* STATED EXERCISE
Reproduce word for word the entries from the very first line up to and including the line containing "what elements are in". Leave out the pictures.
-- -- --
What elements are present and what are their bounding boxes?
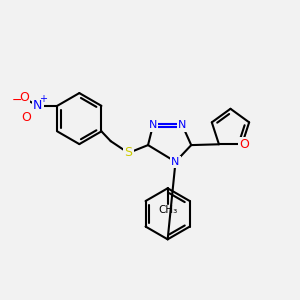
Text: N: N (178, 121, 187, 130)
Text: N: N (171, 157, 180, 167)
Text: O: O (19, 92, 29, 104)
Text: S: S (124, 146, 132, 159)
Text: N: N (149, 121, 157, 130)
Text: −: − (12, 93, 22, 106)
Text: N: N (33, 99, 42, 112)
Text: O: O (21, 111, 31, 124)
Text: +: + (40, 94, 47, 104)
Text: O: O (239, 138, 249, 151)
Text: CH₃: CH₃ (158, 205, 177, 215)
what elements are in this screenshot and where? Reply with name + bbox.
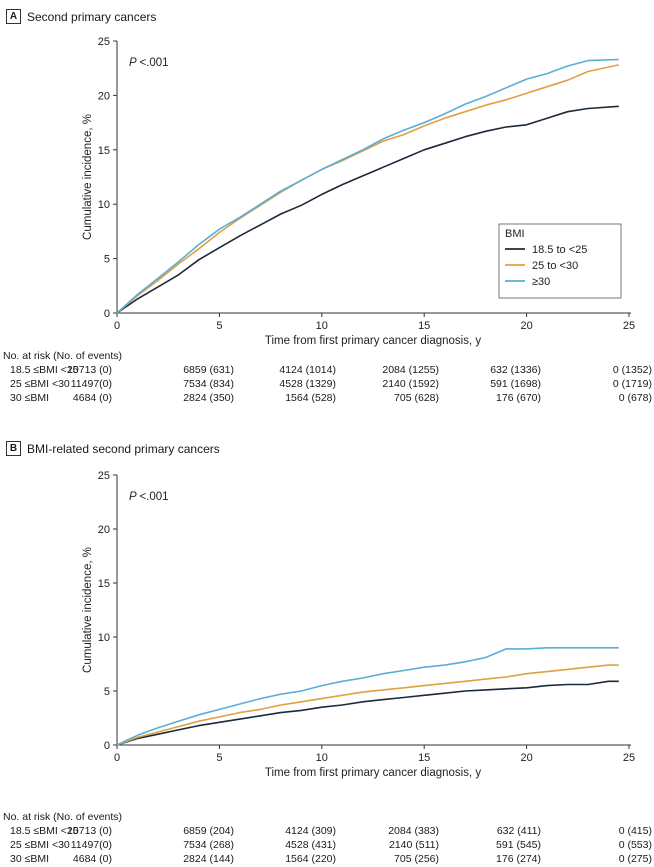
chart-b: 0 5 10 15 20 25 0 5 10 15 20 25 Cumulative incidence…	[82, 470, 635, 779]
panel-a-risk-cell: 2140 (1592)	[382, 378, 439, 390]
panel-a-risk-row-label: 18.5 ≤BMI <25	[10, 364, 79, 376]
panel-a-risk-cell: 632 (1336)	[490, 364, 541, 376]
chart-b-x-axis-label: Time from first primary cancer diagnosis…	[265, 767, 481, 779]
panel-a-title: Second primary cancers	[27, 9, 157, 24]
panel-a-risk-cell: 4684 (0)	[72, 392, 112, 404]
panel-b-risk-cell: 1564 (220)	[285, 853, 336, 865]
panel-b-risk-cell: 6859 (204)	[183, 825, 234, 837]
panel-b-risk-cell: 2084 (383)	[388, 825, 439, 837]
panel-b-risk-cell: 0 (553)	[618, 839, 652, 851]
chart-b-y-axis-label: Cumulative incidence, %	[82, 547, 94, 673]
legend-title: BMI	[505, 228, 525, 240]
panel-b-risk-cell: 2824 (144)	[183, 853, 234, 865]
panel-b-risk-row-label: 30 ≤BMI	[10, 853, 50, 865]
panel-b-risk-cell: 4528 (431)	[285, 839, 336, 851]
panel-a-risk-row: 25 ≤BMI <30 11497(0) 7534 (834) 4528 (1329)…	[0, 378, 654, 392]
chart-b-x-tick-label: 0	[114, 752, 120, 764]
panel-b-risk-cell: 10713 (0)	[67, 825, 112, 837]
panel-b-risk-cell: 4124 (309)	[285, 825, 336, 837]
panel-a-risk-cell: 2824 (350)	[183, 392, 234, 404]
panel-a-risk-cell: 4124 (1014)	[279, 364, 336, 376]
chart-b-series-line	[116, 647, 619, 746]
chart-b-series-line	[116, 664, 619, 746]
chart-a-x-tick-label: 0	[114, 320, 120, 332]
panel-a-letter: A	[6, 9, 21, 24]
chart-a-series-line	[116, 64, 619, 314]
panel-a-risk-cell: 11497(0)	[70, 378, 112, 390]
panel-a-risk-cell: 591 (1698)	[490, 378, 541, 390]
legend-entry-label: 18.5 to <25	[532, 244, 587, 256]
chart-b-y-tick-label: 10	[98, 632, 110, 644]
panel-a-risk-cell: 1564 (528)	[285, 392, 336, 404]
panel-a-risk-cell: 7534 (834)	[183, 378, 234, 390]
panel-a-risk-cell: 6859 (631)	[183, 364, 234, 376]
chart-a-y-tick-label: 10	[98, 199, 110, 211]
chart-a-y-tick-label: 20	[98, 90, 110, 102]
panel-a-risk-cell: 0 (1719)	[612, 378, 652, 390]
chart-b-y-tick-label: 0	[104, 740, 110, 752]
panel-a-risk-row-label: 25 ≤BMI <30	[10, 378, 70, 390]
panel-b-risk-row: 18.5 ≤BMI <25 10713 (0) 6859 (204) 4124 (30…	[0, 825, 654, 839]
chart-a-x-tick-label: 25	[623, 320, 635, 332]
chart-b-series-line	[116, 680, 619, 746]
panel-b-letter: B	[6, 441, 21, 456]
chart-a-y-tick-label: 5	[104, 254, 110, 266]
chart-a-x-tick-label: 10	[316, 320, 328, 332]
legend-box	[498, 223, 622, 299]
panel-b-risk-cell: 591 (545)	[496, 839, 541, 851]
panel-a-risk-cell: 4528 (1329)	[279, 378, 336, 390]
panel-a-risk-cell: 0 (1352)	[612, 364, 652, 376]
chart-b-x-tick-label: 10	[316, 752, 328, 764]
panel-a-risk-cell: 176 (670)	[496, 392, 541, 404]
chart-b-x-tick-label: 20	[520, 752, 532, 764]
chart-a-y-tick-label: 25	[98, 36, 110, 48]
chart-b-y-tick-label: 25	[98, 470, 110, 482]
panel-b-risk-row: 25 ≤BMI <30 11497(0) 7534 (268) 4528 (431) 2…	[0, 839, 654, 853]
chart-a-x-tick-label: 20	[520, 320, 532, 332]
panel-b-risk-cell: 11497(0)	[70, 839, 112, 851]
chart-b-x-tick-label: 15	[418, 752, 430, 764]
panel-a-risk-cell: 705 (628)	[394, 392, 439, 404]
chart-b-p-value: P <.001	[129, 491, 169, 503]
risk-title-b: No. at risk (No. of events)	[3, 811, 123, 823]
panel-a-risk-cell: 10713 (0)	[67, 364, 112, 376]
panel-b-risk-cell: 0 (275)	[618, 853, 652, 865]
panel-a-risk-cell: 2084 (1255)	[382, 364, 439, 376]
chart-a-x-tick-label: 15	[418, 320, 430, 332]
chart-a-x-axis-label: Time from first primary cancer diagnosis…	[265, 335, 481, 347]
panel-a-risk-row: 18.5 ≤BMI <25 10713 (0) 6859 (631) 4124 (10…	[0, 364, 654, 378]
chart-b-y-tick-label: 5	[104, 686, 110, 698]
legend-entry-label: 25 to <30	[532, 260, 578, 272]
panel-b-risk-cell: 0 (415)	[618, 825, 652, 837]
chart-a-series-line	[116, 105, 619, 314]
chart-b-x-tick-label: 5	[216, 752, 222, 764]
chart-a-y-axis-label: Cumulative incidence, %	[82, 114, 94, 240]
chart-b-y-tick-label: 20	[98, 524, 110, 536]
panel-b-risk-cell: 7534 (268)	[183, 839, 234, 851]
chart-b-y-tick-label: 15	[98, 578, 110, 590]
chart-a-series-line	[116, 58, 619, 314]
panel-b-title: BMI-related second primary cancers	[27, 441, 220, 456]
chart-a-y-tick-label: 0	[104, 308, 110, 320]
panel-b-risk-row-label: 18.5 ≤BMI <25	[10, 825, 79, 837]
panel-b-risk-row: 30 ≤BMI 4684 (0) 2824 (144) 1564 (220) 705 (…	[0, 853, 654, 867]
panel-b-risk-cell: 705 (256)	[394, 853, 439, 865]
chart-a-p-value: P <.001	[129, 57, 169, 69]
panel-a-risk-row: 30 ≤BMI 4684 (0) 2824 (350) 1564 (528) 705 (…	[0, 392, 654, 406]
panel-b-header: B BMI-related second primary cancers	[6, 441, 220, 456]
panel-b-risk-cell: 632 (411)	[496, 825, 541, 837]
chart-b-x-tick-label: 25	[623, 752, 635, 764]
panel-a-risk-cell: 0 (678)	[618, 392, 652, 404]
panel-b-risk-cell: 4684 (0)	[72, 853, 112, 865]
chart-a-y-tick-label: 15	[98, 145, 110, 157]
chart-a-x-tick-label: 5	[216, 320, 222, 332]
chart-a: 0 5 10 15 20 25 0 5 10 15 20 25 Cumulative incidence…	[82, 36, 635, 347]
panel-b-risk-row-label: 25 ≤BMI <30	[10, 839, 70, 851]
panel-a-header: A Second primary cancers	[6, 9, 156, 24]
panel-b-risk-cell: 2140 (511)	[388, 839, 439, 851]
legend-entry-label: ≥30	[532, 276, 550, 288]
panel-a-risk-row-label: 30 ≤BMI	[10, 392, 50, 404]
risk-title-a: No. at risk (No. of events)	[3, 350, 123, 362]
panel-b-risk-cell: 176 (274)	[496, 853, 541, 865]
-- -- --
* RESULT BELOW
What elements are present and what are their bounding boxes?
Text: N: N (178, 121, 187, 130)
Text: N: N (171, 157, 180, 167)
Text: O: O (19, 92, 29, 104)
Text: S: S (124, 146, 132, 159)
Text: N: N (149, 121, 157, 130)
Text: −: − (12, 93, 22, 106)
Text: N: N (33, 99, 42, 112)
Text: O: O (21, 111, 31, 124)
Text: +: + (40, 94, 47, 104)
Text: O: O (239, 138, 249, 151)
Text: CH₃: CH₃ (158, 205, 177, 215)
what elements are in this screenshot and where? Reply with name + bbox.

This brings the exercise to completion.